- What is being asked -
Filter out everything except lines holding "Това".

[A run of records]
=-=-=
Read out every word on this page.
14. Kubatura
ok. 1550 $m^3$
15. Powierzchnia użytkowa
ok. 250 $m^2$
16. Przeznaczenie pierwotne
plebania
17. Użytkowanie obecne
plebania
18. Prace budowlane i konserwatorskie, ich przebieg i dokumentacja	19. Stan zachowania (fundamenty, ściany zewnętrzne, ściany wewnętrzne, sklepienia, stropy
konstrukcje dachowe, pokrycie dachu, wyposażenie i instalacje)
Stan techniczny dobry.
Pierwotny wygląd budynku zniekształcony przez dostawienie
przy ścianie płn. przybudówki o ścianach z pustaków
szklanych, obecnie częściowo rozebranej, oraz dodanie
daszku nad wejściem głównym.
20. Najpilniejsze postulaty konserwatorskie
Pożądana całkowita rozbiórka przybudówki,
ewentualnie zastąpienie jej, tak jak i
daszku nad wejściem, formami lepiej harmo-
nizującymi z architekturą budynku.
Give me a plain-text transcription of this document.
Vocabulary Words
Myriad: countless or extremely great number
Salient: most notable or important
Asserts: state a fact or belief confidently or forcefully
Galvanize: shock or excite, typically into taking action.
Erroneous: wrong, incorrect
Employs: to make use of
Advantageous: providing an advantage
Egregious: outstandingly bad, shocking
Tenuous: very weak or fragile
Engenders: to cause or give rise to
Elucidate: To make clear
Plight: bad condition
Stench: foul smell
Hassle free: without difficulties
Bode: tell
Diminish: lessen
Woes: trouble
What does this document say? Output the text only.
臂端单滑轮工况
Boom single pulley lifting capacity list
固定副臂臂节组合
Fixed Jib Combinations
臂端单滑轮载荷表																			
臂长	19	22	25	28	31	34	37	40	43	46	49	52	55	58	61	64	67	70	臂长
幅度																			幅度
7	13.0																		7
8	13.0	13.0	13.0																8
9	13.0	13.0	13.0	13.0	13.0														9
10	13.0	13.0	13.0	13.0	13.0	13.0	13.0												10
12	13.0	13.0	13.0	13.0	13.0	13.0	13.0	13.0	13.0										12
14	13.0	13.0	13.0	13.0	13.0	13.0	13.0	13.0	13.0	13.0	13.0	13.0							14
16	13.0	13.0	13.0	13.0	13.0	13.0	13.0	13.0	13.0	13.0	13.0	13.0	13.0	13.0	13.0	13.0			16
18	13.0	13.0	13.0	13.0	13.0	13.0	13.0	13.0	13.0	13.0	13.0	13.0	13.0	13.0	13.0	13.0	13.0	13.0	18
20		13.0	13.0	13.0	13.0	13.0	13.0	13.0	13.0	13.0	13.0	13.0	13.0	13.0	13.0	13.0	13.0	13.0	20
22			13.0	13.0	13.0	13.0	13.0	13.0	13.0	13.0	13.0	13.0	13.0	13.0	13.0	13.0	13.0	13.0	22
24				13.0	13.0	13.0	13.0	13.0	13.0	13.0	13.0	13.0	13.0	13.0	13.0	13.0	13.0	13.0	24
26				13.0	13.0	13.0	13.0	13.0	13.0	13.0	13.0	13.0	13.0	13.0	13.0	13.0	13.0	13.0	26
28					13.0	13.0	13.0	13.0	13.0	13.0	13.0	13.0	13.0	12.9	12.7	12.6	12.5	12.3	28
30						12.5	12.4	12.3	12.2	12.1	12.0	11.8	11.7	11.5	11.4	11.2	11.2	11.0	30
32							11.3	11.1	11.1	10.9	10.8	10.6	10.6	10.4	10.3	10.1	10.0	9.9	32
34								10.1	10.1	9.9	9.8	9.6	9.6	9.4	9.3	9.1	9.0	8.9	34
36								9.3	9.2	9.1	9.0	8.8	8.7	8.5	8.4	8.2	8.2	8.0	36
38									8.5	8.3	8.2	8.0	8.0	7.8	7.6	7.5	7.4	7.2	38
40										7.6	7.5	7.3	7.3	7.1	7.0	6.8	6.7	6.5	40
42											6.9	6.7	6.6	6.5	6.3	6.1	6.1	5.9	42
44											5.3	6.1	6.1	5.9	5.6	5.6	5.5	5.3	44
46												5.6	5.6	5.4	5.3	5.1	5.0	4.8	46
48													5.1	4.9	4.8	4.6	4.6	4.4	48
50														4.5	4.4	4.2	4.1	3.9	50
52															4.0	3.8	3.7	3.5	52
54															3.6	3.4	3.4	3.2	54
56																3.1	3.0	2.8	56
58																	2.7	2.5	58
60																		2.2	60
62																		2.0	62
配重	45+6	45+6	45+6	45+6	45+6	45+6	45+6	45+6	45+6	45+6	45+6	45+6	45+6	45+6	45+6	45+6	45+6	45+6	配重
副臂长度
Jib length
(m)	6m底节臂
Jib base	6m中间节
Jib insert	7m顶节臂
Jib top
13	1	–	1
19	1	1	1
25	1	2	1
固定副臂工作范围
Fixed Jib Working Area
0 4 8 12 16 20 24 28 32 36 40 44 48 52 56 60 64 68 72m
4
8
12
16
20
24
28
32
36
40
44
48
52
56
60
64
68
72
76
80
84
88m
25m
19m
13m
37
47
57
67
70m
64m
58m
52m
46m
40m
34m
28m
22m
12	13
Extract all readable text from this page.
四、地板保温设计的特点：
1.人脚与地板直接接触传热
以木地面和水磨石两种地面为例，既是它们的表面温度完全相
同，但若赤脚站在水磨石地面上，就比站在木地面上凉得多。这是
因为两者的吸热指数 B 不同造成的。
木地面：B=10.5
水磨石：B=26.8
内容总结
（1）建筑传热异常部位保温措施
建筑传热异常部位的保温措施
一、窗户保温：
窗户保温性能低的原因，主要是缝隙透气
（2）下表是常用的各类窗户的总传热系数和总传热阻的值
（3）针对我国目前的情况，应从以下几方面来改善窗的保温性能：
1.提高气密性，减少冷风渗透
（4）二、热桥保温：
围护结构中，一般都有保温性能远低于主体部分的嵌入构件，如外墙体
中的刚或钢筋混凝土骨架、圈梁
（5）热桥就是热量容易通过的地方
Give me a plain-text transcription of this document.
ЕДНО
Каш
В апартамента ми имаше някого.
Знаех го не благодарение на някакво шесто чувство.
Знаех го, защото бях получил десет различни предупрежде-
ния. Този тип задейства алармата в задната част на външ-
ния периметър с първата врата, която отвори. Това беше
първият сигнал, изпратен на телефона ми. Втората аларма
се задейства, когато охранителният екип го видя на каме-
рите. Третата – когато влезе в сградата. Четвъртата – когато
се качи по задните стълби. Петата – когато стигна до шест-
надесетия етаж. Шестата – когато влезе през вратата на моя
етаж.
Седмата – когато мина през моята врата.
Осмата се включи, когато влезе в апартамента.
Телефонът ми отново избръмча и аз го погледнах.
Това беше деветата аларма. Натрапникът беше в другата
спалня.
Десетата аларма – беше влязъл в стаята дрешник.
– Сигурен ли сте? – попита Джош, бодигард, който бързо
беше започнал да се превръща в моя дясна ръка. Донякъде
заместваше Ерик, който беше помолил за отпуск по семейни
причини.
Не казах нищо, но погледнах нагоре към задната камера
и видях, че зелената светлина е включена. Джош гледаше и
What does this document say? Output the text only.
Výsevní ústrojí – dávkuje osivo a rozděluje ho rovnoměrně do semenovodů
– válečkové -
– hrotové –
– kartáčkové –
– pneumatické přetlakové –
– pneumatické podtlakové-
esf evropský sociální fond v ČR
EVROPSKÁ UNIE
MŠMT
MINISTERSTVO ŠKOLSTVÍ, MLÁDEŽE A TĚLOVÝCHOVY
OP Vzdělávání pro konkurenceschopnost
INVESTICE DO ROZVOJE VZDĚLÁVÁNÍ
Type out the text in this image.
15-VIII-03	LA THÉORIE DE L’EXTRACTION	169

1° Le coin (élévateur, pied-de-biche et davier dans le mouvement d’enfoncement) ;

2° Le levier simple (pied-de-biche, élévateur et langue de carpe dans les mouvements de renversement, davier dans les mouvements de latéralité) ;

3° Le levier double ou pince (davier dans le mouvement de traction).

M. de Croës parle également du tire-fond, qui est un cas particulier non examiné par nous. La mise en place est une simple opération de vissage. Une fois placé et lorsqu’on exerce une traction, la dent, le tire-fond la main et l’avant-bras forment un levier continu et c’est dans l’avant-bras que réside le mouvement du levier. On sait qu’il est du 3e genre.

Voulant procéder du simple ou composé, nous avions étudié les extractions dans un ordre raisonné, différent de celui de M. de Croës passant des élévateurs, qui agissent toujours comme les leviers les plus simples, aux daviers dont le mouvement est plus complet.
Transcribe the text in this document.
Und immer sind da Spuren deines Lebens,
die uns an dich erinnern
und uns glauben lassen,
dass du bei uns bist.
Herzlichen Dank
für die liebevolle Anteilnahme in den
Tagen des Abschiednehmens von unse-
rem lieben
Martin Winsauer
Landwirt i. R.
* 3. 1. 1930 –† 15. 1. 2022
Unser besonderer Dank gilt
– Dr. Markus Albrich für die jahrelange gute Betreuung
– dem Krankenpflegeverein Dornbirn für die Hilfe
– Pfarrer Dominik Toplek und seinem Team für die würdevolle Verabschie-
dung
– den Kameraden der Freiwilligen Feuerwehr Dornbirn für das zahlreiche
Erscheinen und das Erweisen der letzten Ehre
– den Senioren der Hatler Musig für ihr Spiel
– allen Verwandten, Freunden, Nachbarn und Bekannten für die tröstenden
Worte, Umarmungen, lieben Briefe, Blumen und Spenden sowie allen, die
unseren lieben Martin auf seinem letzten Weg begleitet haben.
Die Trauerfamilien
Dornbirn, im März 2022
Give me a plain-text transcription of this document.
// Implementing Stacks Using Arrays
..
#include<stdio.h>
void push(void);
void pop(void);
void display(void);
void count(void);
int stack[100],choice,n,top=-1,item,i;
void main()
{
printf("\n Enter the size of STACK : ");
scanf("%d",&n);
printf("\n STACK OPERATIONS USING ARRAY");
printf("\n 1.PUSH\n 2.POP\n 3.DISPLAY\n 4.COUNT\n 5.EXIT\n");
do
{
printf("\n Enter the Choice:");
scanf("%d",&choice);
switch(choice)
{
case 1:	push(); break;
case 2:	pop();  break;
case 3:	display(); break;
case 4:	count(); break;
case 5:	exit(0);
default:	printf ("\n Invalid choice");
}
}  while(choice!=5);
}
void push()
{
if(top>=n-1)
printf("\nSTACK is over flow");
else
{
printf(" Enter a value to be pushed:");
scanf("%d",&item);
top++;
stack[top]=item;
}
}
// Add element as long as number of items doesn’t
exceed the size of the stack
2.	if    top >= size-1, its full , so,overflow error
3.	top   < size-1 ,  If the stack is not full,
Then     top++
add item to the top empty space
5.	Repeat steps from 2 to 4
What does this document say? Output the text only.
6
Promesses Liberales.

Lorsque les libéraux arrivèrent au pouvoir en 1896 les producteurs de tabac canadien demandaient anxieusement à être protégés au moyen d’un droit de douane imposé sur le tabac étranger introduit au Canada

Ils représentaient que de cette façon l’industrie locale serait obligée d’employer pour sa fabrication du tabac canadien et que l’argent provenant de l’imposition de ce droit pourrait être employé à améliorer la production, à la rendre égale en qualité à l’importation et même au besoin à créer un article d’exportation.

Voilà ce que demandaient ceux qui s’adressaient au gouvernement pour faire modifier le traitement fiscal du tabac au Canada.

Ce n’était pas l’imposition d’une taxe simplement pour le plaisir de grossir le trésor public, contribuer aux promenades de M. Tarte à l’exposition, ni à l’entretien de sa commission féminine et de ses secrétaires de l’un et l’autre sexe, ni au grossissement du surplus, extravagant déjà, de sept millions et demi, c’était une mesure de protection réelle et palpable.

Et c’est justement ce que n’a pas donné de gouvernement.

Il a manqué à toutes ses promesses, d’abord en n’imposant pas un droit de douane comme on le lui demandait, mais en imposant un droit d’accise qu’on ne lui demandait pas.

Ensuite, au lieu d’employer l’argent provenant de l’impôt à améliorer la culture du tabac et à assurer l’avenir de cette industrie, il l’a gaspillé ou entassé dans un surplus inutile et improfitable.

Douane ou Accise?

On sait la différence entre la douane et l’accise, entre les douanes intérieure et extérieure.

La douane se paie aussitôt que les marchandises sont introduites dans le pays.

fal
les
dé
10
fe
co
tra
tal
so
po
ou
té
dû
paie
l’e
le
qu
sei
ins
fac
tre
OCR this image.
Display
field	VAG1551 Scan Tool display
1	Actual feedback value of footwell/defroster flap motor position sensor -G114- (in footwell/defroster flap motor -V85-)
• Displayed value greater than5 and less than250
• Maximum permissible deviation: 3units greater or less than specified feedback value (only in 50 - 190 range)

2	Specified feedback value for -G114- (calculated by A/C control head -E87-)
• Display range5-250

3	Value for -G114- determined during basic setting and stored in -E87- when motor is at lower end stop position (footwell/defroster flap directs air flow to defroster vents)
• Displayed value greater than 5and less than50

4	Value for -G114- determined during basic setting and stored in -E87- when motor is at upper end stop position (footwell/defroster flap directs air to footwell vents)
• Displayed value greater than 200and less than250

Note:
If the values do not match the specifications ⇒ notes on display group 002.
=-=-=
- Worked solution -
ния периметър с първата врата, която отвори. Това беше
Това беше деветата аларма. Натрапникът беше в другата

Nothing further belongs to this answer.